Texto del ejercicio
....

A la poeta dianense Teresa Espasa, la salud le ha gastado, en los últimos tiempos, malas pasadas. Le ha disparado una bala de plata al corazón, aunque no le ha dado, pero le ha rozado y eso la ha obligado a protegerse en su buhardilla familiar. Desapareció de la escena pública como acostumbran los poetas, haciéndose acompañar del silencio. Y mientras cosía sus heridas y sanaba sus cicatrices, ha escrito un libro de cuentos eróticos, no de amor, sino a lo que éste lleva cuando va unido al enamoramiento, libro que ha ido elaborando con el sacrificio de un costalero, aguantando el peso, a su pesar deberíamos decir, con la fe del escritor.
Y de pronto, esta semana, ha reaparecido. Lo ha hecho como corresponde a la fundadora de la más importante tertulia literaria valenciana y varias revistas, en un encuentro de poetas, el que dirige Vicente Barberá en el Ateneo de Valencia, y sus versos han salido de las gargantas de una veintena de poetas, en una estudiada coralidad que tenía el propósito de hacerle un homenaje de bienvenida a la vida.
Cuánta razón tenía don Miguel de Cervantes al afirmar, con mucho tino: «hacerse poetas es enfermedad incurable y pegadiza». Exacto. Incurable, ya lo sabemos, menos curable que las heridas de su enfermedad de estos meses, y 'pegadiza' que es la forma amable de decir «contagiosa», aunque la diferencia es que es algo que no tiene cura ni es mal al que se le conozca antídoto. Cuando alguien se envenena del arte de trovar, desde ese mismo momento, como picado por una cobra, sabe que por esa picadura, morirá, no por ninguna enfermedad de las que los médicos intentan protegernos, sino del mayor de los males que es la pasión lírica que un día envenenó a esta dama.

....

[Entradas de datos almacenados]
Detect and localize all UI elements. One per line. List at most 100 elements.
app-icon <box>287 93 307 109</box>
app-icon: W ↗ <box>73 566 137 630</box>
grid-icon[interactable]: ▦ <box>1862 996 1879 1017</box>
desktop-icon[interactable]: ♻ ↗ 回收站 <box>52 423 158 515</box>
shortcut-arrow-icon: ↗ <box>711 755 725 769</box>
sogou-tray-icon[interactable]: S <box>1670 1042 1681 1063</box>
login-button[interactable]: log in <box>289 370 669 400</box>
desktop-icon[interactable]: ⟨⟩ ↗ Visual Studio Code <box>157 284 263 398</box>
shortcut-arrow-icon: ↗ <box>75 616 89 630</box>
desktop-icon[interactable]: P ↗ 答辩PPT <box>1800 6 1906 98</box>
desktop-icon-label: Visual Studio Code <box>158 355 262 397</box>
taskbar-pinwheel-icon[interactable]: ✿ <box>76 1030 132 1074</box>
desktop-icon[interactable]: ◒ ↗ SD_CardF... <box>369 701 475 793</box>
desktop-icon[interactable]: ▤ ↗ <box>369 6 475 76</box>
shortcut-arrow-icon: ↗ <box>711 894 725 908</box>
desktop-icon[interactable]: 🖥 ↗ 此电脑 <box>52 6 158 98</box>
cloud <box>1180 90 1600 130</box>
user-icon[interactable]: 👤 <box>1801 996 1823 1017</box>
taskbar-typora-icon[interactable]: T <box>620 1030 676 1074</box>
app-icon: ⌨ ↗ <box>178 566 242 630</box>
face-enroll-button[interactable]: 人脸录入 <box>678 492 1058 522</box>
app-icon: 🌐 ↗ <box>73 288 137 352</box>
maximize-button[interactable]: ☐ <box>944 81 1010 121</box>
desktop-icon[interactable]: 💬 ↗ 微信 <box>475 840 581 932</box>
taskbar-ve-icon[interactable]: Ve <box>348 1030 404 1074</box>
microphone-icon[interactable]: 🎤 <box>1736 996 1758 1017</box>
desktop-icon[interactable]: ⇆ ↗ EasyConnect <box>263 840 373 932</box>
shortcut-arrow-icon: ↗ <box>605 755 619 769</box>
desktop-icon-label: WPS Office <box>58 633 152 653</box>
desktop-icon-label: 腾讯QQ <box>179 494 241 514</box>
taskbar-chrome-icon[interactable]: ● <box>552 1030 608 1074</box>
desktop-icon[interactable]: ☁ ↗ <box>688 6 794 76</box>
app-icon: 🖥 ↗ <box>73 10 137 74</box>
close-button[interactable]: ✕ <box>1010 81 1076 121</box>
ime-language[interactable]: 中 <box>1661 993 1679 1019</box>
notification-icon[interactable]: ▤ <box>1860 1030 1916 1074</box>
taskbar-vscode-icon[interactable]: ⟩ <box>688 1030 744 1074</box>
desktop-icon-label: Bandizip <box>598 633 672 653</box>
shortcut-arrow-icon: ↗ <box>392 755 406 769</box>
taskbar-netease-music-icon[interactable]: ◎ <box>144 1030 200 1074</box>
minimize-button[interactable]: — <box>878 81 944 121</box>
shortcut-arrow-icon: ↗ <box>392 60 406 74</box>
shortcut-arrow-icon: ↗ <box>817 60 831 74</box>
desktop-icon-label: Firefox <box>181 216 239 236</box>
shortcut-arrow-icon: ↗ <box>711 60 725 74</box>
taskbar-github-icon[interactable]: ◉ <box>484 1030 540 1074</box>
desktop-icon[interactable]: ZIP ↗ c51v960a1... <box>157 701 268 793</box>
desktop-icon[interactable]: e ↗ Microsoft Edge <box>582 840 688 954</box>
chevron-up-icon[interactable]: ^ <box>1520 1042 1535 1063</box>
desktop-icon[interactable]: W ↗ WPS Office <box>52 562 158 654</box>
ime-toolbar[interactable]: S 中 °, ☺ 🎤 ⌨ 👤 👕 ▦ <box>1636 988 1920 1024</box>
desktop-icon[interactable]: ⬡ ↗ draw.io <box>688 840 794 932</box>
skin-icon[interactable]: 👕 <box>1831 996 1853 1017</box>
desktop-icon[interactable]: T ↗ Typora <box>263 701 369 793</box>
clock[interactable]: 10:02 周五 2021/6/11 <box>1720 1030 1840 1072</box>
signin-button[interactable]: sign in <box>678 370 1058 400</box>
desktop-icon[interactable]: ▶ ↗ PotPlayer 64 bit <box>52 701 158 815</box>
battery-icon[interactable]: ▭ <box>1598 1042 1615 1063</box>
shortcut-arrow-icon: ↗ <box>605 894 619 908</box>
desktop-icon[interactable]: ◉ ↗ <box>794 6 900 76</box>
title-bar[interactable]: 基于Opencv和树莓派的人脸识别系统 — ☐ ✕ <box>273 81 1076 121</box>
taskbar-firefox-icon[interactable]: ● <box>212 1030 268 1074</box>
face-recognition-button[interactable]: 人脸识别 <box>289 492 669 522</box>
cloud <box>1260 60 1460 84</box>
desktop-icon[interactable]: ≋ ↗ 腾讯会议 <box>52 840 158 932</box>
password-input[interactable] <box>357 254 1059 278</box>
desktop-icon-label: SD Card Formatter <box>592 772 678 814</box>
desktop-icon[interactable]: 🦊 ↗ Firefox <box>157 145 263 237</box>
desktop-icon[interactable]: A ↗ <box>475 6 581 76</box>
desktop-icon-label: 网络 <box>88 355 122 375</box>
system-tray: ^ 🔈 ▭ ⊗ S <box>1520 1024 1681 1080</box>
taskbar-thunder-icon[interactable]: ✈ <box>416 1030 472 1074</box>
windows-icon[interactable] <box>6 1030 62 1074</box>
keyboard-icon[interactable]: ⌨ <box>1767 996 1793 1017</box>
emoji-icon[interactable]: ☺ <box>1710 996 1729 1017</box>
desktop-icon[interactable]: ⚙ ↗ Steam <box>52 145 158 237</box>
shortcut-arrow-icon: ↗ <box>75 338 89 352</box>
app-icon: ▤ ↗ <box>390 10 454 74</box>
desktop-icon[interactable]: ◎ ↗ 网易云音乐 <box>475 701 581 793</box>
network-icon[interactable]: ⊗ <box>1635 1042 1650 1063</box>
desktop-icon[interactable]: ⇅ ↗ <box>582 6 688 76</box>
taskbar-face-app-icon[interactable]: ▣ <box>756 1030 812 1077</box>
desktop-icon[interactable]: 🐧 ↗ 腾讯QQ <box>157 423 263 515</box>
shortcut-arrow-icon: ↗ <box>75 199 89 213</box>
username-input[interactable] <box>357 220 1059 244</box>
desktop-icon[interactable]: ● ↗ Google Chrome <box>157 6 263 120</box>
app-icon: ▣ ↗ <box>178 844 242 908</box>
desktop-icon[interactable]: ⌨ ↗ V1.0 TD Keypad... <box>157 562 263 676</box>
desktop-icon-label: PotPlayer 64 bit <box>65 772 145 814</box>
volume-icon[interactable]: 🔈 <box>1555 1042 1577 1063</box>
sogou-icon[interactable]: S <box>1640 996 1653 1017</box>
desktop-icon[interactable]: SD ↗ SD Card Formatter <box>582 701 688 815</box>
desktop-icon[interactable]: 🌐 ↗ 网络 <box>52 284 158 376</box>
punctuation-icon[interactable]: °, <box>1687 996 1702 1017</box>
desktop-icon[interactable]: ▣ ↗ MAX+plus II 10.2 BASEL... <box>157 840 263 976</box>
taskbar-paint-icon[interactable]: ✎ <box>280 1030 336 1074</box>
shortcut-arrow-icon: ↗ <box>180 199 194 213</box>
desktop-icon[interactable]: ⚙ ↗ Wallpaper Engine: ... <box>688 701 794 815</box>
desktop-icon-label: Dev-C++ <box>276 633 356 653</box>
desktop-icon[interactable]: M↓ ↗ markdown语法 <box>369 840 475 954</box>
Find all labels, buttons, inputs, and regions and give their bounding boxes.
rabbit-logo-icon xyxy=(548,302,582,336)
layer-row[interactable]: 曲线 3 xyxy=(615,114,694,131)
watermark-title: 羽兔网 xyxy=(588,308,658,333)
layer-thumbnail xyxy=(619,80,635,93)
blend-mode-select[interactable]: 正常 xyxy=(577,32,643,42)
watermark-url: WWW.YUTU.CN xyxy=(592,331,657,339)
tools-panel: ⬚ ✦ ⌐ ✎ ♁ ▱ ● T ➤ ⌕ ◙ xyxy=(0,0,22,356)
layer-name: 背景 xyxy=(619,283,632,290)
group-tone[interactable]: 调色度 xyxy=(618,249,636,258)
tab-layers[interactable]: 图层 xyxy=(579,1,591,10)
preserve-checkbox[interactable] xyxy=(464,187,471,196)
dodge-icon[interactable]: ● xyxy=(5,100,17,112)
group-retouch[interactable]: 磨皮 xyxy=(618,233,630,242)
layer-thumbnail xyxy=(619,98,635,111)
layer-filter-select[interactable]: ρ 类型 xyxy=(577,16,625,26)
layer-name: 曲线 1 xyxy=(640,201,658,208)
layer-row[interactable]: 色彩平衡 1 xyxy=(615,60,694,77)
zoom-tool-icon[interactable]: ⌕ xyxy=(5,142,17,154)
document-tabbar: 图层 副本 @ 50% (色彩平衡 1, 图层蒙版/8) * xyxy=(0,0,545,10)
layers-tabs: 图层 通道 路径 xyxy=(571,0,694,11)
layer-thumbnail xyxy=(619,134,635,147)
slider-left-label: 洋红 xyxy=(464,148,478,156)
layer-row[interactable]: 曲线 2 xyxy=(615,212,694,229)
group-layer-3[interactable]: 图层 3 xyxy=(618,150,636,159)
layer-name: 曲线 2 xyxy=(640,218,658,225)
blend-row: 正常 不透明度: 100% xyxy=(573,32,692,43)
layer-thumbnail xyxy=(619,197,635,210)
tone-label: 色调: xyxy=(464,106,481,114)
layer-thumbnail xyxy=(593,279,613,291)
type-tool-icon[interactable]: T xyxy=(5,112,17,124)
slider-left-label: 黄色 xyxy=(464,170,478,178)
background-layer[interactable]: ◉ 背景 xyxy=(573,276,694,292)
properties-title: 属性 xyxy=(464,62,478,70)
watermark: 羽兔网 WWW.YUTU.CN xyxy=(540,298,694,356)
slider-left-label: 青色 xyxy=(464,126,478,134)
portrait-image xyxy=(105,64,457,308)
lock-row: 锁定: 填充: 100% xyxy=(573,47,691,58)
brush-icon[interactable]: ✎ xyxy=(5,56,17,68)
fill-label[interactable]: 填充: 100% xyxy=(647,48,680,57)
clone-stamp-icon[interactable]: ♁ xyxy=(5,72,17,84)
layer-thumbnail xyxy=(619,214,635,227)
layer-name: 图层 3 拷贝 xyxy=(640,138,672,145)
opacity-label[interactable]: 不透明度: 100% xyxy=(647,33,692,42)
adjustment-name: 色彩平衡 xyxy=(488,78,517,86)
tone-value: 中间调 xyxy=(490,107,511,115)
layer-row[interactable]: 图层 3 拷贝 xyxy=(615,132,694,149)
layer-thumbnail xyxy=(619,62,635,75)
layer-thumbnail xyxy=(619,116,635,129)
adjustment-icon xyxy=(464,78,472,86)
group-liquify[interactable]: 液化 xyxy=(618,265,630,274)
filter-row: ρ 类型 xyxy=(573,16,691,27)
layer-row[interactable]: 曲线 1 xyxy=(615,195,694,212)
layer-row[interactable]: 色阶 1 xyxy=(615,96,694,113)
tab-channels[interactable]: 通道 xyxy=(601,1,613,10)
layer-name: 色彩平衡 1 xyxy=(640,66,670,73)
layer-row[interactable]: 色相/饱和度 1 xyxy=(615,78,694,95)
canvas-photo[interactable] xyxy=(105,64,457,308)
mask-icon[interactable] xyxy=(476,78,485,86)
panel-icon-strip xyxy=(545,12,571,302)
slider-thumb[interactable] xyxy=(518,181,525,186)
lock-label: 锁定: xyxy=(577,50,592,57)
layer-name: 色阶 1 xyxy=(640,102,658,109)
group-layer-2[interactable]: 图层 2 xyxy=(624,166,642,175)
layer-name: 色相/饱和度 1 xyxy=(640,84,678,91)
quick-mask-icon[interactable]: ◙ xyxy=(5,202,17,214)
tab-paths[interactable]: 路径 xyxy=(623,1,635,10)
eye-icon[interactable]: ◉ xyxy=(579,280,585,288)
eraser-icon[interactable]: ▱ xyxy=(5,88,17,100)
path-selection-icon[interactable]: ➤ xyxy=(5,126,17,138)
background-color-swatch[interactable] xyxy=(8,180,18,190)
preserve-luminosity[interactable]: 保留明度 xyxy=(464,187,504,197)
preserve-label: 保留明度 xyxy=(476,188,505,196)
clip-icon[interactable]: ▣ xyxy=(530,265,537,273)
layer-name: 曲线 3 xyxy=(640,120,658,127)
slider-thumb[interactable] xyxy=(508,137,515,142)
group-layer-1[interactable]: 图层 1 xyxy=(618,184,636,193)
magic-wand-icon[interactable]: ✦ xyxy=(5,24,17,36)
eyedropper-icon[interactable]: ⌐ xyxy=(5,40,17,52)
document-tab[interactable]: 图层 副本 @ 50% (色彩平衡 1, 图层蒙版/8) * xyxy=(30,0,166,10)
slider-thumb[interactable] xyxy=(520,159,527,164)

....

En qué consiste
Resume en dos o tres frases el párrafo del texto sobre Teresa Espasa que comienza con «Y de pronto, esta semana» y conserva sus datos principales.

Espacio de respuesta
Esta semana Teresa Espasa ha reaparecido en el encuentro de poetas que dirige Vicente Barberá en el Ateneo de Valencia. Allí, una veintena de poetas recitaron a coro sus versos como homenaje de bienvenida a la vida. Ella es fundadora de la tertulia literaria valenciana más importante y de varias revistas.